(Stored records)

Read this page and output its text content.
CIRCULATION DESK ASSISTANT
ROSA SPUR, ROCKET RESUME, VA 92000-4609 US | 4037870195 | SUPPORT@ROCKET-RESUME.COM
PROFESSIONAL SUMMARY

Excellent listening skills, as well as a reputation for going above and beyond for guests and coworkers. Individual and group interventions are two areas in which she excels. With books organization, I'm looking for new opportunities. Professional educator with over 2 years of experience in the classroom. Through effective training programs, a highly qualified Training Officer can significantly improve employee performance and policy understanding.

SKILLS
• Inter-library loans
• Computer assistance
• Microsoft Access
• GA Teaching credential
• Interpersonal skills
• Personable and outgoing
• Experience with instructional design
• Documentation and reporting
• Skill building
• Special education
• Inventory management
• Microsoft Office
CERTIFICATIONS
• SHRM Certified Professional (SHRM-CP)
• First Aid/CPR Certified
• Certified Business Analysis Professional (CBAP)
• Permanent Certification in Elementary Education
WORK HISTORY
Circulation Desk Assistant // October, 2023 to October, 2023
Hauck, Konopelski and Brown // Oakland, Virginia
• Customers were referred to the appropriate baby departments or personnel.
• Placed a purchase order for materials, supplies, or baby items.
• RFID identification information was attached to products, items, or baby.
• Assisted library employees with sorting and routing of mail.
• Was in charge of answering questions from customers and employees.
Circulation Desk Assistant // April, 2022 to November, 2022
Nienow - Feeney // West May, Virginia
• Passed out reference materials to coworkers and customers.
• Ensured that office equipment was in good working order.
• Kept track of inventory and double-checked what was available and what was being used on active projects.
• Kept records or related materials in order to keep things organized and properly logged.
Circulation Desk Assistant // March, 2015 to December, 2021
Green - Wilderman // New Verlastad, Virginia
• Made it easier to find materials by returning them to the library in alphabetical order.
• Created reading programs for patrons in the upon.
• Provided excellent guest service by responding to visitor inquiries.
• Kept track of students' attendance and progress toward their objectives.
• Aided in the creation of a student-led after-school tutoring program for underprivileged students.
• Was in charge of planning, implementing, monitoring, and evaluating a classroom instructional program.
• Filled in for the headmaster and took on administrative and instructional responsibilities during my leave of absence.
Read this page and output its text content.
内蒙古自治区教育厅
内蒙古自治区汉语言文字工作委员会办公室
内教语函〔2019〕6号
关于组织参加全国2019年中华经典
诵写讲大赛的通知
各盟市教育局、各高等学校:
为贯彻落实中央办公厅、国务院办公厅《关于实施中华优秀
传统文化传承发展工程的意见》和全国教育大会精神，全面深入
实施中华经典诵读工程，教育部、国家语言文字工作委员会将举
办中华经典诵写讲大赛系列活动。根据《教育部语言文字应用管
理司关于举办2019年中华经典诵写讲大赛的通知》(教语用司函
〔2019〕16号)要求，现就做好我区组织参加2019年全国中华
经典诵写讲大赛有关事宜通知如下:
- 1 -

▸ **What the exercise asks**:
Copy out all the entries shown above, character for character.

▸ **Finished exercise**:
Read this page and output its text content.
CIRCULATION DESK ASSISTANT
ROSA SPUR, ROCKET RESUME, VA 92000-4609 US | 4037870195 | SUPPORT@ROCKET-RESUME.COM
PROFESSIONAL SUMMARY

Excellent listening skills, as well as a reputation for going above and beyond for guests and coworkers. Individual and group interventions are two areas in which she excels. With books organization, I'm looking for new opportunities. Professional educator with over 2 years of experience in the classroom. Through effective training programs, a highly qualified Training Officer can significantly improve employee performance and policy understanding.

SKILLS
• Inter-library loans
• Computer assistance
• Microsoft Access
• GA Teaching credential
• Interpersonal skills
• Personable and outgoing
• Experience with instructional design
• Documentation and reporting
• Skill building
• Special education
• Inventory management
• Microsoft Office
CERTIFICATIONS
• SHRM Certified Professional (SHRM-CP)
• First Aid/CPR Certified
• Certified Business Analysis Professional (CBAP)
• Permanent Certification in Elementary Education
WORK HISTORY
Circulation Desk Assistant // October, 2023 to October, 2023
Hauck, Konopelski and Brown // Oakland, Virginia
• Customers were referred to the appropriate baby departments or personnel.
• Placed a purchase order for materials, supplies, or baby items.
• RFID identification information was attached to products, items, or baby.
• Assisted library employees with sorting and routing of mail.
• Was in charge of answering questions from customers and employees.
Circulation Desk Assistant // April, 2022 to November, 2022
Nienow - Feeney // West May, Virginia
• Passed out reference materials to coworkers and customers.
• Ensured that office equipment was in good working order.
• Kept track of inventory and double-checked what was available and what was being used on active projects.
• Kept records or related materials in order to keep things organized and properly logged.
Circulation Desk Assistant // March, 2015 to December, 2021
Green - Wilderman // New Verlastad, Virginia
• Made it easier to find materials by returning them to the library in alphabetical order.
• Created reading programs for patrons in the upon.
• Provided excellent guest service by responding to visitor inquiries.
• Kept track of students' attendance and progress toward their objectives.
• Aided in the creation of a student-led after-school tutoring program for underprivileged students.
• Was in charge of planning, implementing, monitoring, and evaluating a classroom instructional program.
• Filled in for the headmaster and took on administrative and instructional responsibilities during my leave of absence.
Read this page and output its text content.
内蒙古自治区教育厅
内蒙古自治区汉语言文字工作委员会办公室
内教语函〔2019〕6号
关于组织参加全国2019年中华经典
诵写讲大赛的通知
各盟市教育局、各高等学校:
为贯彻落实中央办公厅、国务院办公厅《关于实施中华优秀
传统文化传承发展工程的意见》和全国教育大会精神，全面深入
实施中华经典诵读工程，教育部、国家语言文字工作委员会将举
办中华经典诵写讲大赛系列活动。根据《教育部语言文字应用管
理司关于举办2019年中华经典诵写讲大赛的通知》(教语用司函
〔2019〕16号)要求，现就做好我区组织参加2019年全国中华
经典诵写讲大赛有关事宜通知如下:
- 1 -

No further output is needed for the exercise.